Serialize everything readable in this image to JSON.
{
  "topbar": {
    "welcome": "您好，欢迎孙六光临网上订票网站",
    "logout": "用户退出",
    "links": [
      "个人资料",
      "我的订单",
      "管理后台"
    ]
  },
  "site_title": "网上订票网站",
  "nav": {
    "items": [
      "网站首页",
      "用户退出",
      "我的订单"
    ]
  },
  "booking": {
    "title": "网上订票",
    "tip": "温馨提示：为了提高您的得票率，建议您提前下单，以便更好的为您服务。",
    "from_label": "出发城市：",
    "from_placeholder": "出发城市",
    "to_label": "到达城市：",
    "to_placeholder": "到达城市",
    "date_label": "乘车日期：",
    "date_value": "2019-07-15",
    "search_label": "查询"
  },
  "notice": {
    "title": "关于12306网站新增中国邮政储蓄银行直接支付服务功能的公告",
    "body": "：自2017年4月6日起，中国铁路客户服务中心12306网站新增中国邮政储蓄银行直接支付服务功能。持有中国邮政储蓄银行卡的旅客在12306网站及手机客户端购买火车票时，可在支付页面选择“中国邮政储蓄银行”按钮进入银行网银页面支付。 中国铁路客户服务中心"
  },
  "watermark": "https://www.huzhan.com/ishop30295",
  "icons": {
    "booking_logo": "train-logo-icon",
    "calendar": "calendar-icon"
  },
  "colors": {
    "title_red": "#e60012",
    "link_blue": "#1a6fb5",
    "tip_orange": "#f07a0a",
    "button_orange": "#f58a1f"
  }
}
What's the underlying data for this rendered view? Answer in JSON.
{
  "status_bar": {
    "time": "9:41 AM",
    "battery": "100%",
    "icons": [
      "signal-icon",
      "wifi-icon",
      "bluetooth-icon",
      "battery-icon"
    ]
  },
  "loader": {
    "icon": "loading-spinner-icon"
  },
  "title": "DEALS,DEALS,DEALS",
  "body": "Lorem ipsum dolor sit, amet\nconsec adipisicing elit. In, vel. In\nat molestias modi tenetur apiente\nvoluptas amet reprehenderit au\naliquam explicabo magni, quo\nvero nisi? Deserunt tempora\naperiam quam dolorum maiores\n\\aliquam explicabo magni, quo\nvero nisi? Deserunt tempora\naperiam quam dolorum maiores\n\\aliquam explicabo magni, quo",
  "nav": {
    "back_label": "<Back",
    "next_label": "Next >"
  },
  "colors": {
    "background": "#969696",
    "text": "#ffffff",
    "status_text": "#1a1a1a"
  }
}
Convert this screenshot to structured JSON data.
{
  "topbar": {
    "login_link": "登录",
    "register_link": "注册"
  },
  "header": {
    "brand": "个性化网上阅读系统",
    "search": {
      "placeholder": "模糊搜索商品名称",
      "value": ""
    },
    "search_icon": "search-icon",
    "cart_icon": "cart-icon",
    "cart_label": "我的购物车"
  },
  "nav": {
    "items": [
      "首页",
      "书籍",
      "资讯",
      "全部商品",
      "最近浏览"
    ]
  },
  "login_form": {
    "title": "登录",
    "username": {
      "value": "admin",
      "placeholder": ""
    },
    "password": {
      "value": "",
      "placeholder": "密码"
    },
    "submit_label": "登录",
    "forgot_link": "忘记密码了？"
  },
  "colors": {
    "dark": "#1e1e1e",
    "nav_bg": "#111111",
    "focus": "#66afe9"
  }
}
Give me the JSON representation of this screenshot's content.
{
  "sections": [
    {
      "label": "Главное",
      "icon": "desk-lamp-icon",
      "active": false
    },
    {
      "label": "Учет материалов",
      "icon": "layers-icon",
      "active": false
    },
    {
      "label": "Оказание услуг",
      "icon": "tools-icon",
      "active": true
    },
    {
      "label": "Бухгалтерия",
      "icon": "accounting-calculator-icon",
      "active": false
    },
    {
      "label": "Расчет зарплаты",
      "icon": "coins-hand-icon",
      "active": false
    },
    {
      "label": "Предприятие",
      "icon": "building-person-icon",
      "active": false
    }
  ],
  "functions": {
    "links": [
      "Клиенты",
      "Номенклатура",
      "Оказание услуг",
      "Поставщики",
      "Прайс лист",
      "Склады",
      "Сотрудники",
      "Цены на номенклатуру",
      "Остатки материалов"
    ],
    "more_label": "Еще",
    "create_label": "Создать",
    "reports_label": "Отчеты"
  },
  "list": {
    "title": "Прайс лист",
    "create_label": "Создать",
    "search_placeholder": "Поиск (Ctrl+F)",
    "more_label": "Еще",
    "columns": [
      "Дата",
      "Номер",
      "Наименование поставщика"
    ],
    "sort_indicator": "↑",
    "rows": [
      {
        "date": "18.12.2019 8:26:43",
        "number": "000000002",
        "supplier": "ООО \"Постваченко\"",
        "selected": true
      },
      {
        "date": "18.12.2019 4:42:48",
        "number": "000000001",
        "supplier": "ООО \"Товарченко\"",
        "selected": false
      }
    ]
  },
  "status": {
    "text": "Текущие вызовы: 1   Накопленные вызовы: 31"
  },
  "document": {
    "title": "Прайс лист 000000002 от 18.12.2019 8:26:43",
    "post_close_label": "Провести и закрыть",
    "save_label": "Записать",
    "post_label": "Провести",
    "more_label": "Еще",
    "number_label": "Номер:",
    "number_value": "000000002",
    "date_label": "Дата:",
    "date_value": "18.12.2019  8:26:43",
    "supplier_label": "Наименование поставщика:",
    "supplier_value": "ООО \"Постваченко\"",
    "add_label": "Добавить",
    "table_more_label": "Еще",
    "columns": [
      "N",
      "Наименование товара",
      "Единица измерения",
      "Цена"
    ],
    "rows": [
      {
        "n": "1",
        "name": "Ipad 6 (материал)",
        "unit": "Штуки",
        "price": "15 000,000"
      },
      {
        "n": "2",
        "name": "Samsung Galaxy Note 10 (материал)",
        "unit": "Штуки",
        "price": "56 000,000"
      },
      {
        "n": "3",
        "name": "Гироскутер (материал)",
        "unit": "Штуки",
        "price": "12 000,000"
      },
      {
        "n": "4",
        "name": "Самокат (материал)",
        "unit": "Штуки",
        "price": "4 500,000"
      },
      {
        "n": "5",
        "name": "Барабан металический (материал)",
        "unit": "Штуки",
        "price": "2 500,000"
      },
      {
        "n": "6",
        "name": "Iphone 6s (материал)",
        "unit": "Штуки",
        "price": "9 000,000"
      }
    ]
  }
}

* [WHAT THE EXERCISE ASKS] Your task is to retype all of the records exactly.

* [COMPLETED EXERCISE]
Serialize everything readable in this image to JSON.
{
  "topbar": {
    "welcome": "您好，欢迎孙六光临网上订票网站",
    "logout": "用户退出",
    "links": [
      "个人资料",
      "我的订单",
      "管理后台"
    ]
  },
  "site_title": "网上订票网站",
  "nav": {
    "items": [
      "网站首页",
      "用户退出",
      "我的订单"
    ]
  },
  "booking": {
    "title": "网上订票",
    "tip": "温馨提示：为了提高您的得票率，建议您提前下单，以便更好的为您服务。",
    "from_label": "出发城市：",
    "from_placeholder": "出发城市",
    "to_label": "到达城市：",
    "to_placeholder": "到达城市",
    "date_label": "乘车日期：",
    "date_value": "2019-07-15",
    "search_label": "查询"
  },
  "notice": {
    "title": "关于12306网站新增中国邮政储蓄银行直接支付服务功能的公告",
    "body": "：自2017年4月6日起，中国铁路客户服务中心12306网站新增中国邮政储蓄银行直接支付服务功能。持有中国邮政储蓄银行卡的旅客在12306网站及手机客户端购买火车票时，可在支付页面选择“中国邮政储蓄银行”按钮进入银行网银页面支付。 中国铁路客户服务中心"
  },
  "watermark": "https://www.huzhan.com/ishop30295",
  "icons": {
    "booking_logo": "train-logo-icon",
    "calendar": "calendar-icon"
  },
  "colors": {
    "title_red": "#e60012",
    "link_blue": "#1a6fb5",
    "tip_orange": "#f07a0a",
    "button_orange": "#f58a1f"
  }
}
What's the underlying data for this rendered view? Answer in JSON.
{
  "status_bar": {
    "time": "9:41 AM",
    "battery": "100%",
    "icons": [
      "signal-icon",
      "wifi-icon",
      "bluetooth-icon",
      "battery-icon"
    ]
  },
  "loader": {
    "icon": "loading-spinner-icon"
  },
  "title": "DEALS,DEALS,DEALS",
  "body": "Lorem ipsum dolor sit, amet\nconsec adipisicing elit. In, vel. In\nat molestias modi tenetur apiente\nvoluptas amet reprehenderit au\naliquam explicabo magni, quo\nvero nisi? Deserunt tempora\naperiam quam dolorum maiores\n\\aliquam explicabo magni, quo\nvero nisi? Deserunt tempora\naperiam quam dolorum maiores\n\\aliquam explicabo magni, quo",
  "nav": {
    "back_label": "<Back",
    "next_label": "Next >"
  },
  "colors": {
    "background": "#969696",
    "text": "#ffffff",
    "status_text": "#1a1a1a"
  }
}
Convert this screenshot to structured JSON data.
{
  "topbar": {
    "login_link": "登录",
    "register_link": "注册"
  },
  "header": {
    "brand": "个性化网上阅读系统",
    "search": {
      "placeholder": "模糊搜索商品名称",
      "value": ""
    },
    "search_icon": "search-icon",
    "cart_icon": "cart-icon",
    "cart_label": "我的购物车"
  },
  "nav": {
    "items": [
      "首页",
      "书籍",
      "资讯",
      "全部商品",
      "最近浏览"
    ]
  },
  "login_form": {
    "title": "登录",
    "username": {
      "value": "admin",
      "placeholder": ""
    },
    "password": {
      "value": "",
      "placeholder": "密码"
    },
    "submit_label": "登录",
    "forgot_link": "忘记密码了？"
  },
  "colors": {
    "dark": "#1e1e1e",
    "nav_bg": "#111111",
    "focus": "#66afe9"
  }
}
Give me the JSON representation of this screenshot's content.
{
  "sections": [
    {
      "label": "Главное",
      "icon": "desk-lamp-icon",
      "active": false
    },
    {
      "label": "Учет материалов",
      "icon": "layers-icon",
      "active": false
    },
    {
      "label": "Оказание услуг",
      "icon": "tools-icon",
      "active": true
    },
    {
      "label": "Бухгалтерия",
      "icon": "accounting-calculator-icon",
      "active": false
    },
    {
      "label": "Расчет зарплаты",
      "icon": "coins-hand-icon",
      "active": false
    },
    {
      "label": "Предприятие",
      "icon": "building-person-icon",
      "active": false
    }
  ],
  "functions": {
    "links": [
      "Клиенты",
      "Номенклатура",
      "Оказание услуг",
      "Поставщики",
      "Прайс лист",
      "Склады",
      "Сотрудники",
      "Цены на номенклатуру",
      "Остатки материалов"
    ],
    "more_label": "Еще",
    "create_label": "Создать",
    "reports_label": "Отчеты"
  },
  "list": {
    "title": "Прайс лист",
    "create_label": "Создать",
    "search_placeholder": "Поиск (Ctrl+F)",
    "more_label": "Еще",
    "columns": [
      "Дата",
      "Номер",
      "Наименование поставщика"
    ],
    "sort_indicator": "↑",
    "rows": [
      {
        "date": "18.12.2019 8:26:43",
        "number": "000000002",
        "supplier": "ООО \"Постваченко\"",
        "selected": true
      },
      {
        "date": "18.12.2019 4:42:48",
        "number": "000000001",
        "supplier": "ООО \"Товарченко\"",
        "selected": false
      }
    ]
  },
  "status": {
    "text": "Текущие вызовы: 1   Накопленные вызовы: 31"
  },
  "document": {
    "title": "Прайс лист 000000002 от 18.12.2019 8:26:43",
    "post_close_label": "Провести и закрыть",
    "save_label": "Записать",
    "post_label": "Провести",
    "more_label": "Еще",
    "number_label": "Номер:",
    "number_value": "000000002",
    "date_label": "Дата:",
    "date_value": "18.12.2019  8:26:43",
    "supplier_label": "Наименование поставщика:",
    "supplier_value": "ООО \"Постваченко\"",
    "add_label": "Добавить",
    "table_more_label": "Еще",
    "columns": [
      "N",
      "Наименование товара",
      "Единица измерения",
      "Цена"
    ],
    "rows": [
      {
        "n": "1",
        "name": "Ipad 6 (материал)",
        "unit": "Штуки",
        "price": "15 000,000"
      },
      {
        "n": "2",
        "name": "Samsung Galaxy Note 10 (материал)",
        "unit": "Штуки",
        "price": "56 000,000"
      },
      {
        "n": "3",
        "name": "Гироскутер (материал)",
        "unit": "Штуки",
        "price": "12 000,000"
      },
      {
        "n": "4",
        "name": "Самокат (материал)",
        "unit": "Штуки",
        "price": "4 500,000"
      },
      {
        "n": "5",
        "name": "Барабан металический (материал)",
        "unit": "Штуки",
        "price": "2 500,000"
      },
      {
        "n": "6",
        "name": "Iphone 6s (материал)",
        "unit": "Штуки",
        "price": "9 000,000"
      }
    ]
  }
}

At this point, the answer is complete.